> _Goal_
Rewrite the rows from the line with "List all visible" up to and including the line with "product-specification-page: Product Specification", swapping "watt-badge" for "power-badge" and leaving everything else unchanged.

>> START

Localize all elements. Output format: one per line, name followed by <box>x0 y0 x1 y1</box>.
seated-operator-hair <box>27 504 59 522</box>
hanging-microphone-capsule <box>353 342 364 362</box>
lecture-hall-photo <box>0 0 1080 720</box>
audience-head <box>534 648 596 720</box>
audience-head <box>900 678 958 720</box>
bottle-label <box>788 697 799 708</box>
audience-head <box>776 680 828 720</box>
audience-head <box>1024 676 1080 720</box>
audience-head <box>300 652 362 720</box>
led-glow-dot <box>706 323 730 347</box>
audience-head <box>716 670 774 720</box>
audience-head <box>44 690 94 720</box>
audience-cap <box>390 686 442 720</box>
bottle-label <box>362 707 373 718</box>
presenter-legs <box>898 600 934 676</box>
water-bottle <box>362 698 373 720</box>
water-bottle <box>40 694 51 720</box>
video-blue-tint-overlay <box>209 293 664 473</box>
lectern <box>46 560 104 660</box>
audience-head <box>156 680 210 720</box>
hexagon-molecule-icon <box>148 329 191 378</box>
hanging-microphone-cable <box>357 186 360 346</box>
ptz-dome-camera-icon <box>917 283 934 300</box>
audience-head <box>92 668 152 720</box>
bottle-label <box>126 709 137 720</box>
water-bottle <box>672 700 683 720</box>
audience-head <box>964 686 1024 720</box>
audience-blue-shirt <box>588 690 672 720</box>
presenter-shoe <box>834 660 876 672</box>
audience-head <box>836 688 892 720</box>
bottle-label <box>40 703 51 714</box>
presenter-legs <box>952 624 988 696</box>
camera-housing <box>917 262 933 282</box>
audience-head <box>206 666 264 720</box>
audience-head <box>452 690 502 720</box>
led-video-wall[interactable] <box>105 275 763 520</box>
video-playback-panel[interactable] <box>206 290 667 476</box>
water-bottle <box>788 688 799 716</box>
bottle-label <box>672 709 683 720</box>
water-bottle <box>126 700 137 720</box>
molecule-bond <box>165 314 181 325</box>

>> END
>> START

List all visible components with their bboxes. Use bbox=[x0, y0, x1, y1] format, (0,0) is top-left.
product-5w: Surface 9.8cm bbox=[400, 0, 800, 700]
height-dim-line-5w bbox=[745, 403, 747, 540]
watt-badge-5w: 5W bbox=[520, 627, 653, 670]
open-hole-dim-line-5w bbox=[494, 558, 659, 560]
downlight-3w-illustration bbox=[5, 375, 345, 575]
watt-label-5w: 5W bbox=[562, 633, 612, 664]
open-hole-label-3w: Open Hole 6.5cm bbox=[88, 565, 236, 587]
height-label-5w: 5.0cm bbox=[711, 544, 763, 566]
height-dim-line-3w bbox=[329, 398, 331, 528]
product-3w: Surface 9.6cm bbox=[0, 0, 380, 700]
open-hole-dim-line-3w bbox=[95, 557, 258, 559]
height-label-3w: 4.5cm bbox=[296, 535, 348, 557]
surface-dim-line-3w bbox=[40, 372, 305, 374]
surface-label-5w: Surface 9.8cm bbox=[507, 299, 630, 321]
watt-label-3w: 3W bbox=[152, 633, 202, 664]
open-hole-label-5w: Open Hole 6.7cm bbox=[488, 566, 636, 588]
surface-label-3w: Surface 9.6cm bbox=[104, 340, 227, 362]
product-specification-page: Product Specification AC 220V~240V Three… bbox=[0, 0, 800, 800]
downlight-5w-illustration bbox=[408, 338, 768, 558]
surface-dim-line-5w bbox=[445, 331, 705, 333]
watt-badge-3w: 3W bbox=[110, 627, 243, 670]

>> END
>> START

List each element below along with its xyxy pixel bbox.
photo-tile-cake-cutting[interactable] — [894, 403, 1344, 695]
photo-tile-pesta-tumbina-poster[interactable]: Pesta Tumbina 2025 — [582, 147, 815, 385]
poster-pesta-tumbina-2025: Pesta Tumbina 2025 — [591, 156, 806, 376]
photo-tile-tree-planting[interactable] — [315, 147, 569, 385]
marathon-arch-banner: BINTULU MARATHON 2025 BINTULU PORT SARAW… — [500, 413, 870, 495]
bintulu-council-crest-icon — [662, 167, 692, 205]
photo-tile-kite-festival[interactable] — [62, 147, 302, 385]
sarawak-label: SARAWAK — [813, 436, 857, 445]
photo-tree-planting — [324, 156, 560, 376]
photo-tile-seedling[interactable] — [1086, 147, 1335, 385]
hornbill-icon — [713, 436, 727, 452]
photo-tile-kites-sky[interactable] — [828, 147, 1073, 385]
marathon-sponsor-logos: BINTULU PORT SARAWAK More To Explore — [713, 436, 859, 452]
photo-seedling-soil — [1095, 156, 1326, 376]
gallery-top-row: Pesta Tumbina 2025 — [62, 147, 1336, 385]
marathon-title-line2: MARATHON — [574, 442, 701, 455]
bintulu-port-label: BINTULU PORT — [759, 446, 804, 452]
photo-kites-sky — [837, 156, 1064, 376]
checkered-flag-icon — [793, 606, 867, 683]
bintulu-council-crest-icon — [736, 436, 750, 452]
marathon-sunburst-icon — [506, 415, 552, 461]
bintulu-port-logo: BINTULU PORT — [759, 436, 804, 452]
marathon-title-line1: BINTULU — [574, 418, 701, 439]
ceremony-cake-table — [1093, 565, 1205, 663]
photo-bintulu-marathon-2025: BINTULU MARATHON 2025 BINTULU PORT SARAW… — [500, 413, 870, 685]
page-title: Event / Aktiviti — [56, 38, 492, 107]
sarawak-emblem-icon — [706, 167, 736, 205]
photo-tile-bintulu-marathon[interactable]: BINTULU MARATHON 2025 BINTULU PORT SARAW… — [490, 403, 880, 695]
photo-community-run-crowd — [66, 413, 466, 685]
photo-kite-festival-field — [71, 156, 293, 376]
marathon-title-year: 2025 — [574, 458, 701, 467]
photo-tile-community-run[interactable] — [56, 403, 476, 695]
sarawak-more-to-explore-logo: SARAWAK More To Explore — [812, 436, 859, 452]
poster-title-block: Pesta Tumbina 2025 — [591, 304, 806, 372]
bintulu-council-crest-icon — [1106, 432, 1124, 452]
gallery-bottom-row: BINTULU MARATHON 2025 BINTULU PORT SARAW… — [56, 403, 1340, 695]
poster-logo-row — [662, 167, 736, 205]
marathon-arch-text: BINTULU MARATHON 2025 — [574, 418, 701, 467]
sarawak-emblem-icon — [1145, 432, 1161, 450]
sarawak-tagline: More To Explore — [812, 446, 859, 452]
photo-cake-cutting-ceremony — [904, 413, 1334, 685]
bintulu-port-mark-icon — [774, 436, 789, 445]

>> END

> _The reply_
List all visible components with their bboxes. Use bbox=[x0, y0, x1, y1] format, (0,0) is top-left.
product-5w: Surface 9.8cm bbox=[400, 0, 800, 700]
height-dim-line-5w bbox=[745, 403, 747, 540]
power-badge-5w: 5W bbox=[520, 627, 653, 670]
open-hole-dim-line-5w bbox=[494, 558, 659, 560]
downlight-3w-illustration bbox=[5, 375, 345, 575]
watt-label-5w: 5W bbox=[562, 633, 612, 664]
open-hole-label-3w: Open Hole 6.5cm bbox=[88, 565, 236, 587]
height-label-5w: 5.0cm bbox=[711, 544, 763, 566]
height-dim-line-3w bbox=[329, 398, 331, 528]
product-3w: Surface 9.6cm bbox=[0, 0, 380, 700]
open-hole-dim-line-3w bbox=[95, 557, 258, 559]
height-label-3w: 4.5cm bbox=[296, 535, 348, 557]
surface-dim-line-3w bbox=[40, 372, 305, 374]
surface-label-5w: Surface 9.8cm bbox=[507, 299, 630, 321]
watt-label-3w: 3W bbox=[152, 633, 202, 664]
open-hole-label-5w: Open Hole 6.7cm bbox=[488, 566, 636, 588]
surface-label-3w: Surface 9.6cm bbox=[104, 340, 227, 362]
product-specification-page: Product Specification AC 220V~240V Three… bbox=[0, 0, 800, 800]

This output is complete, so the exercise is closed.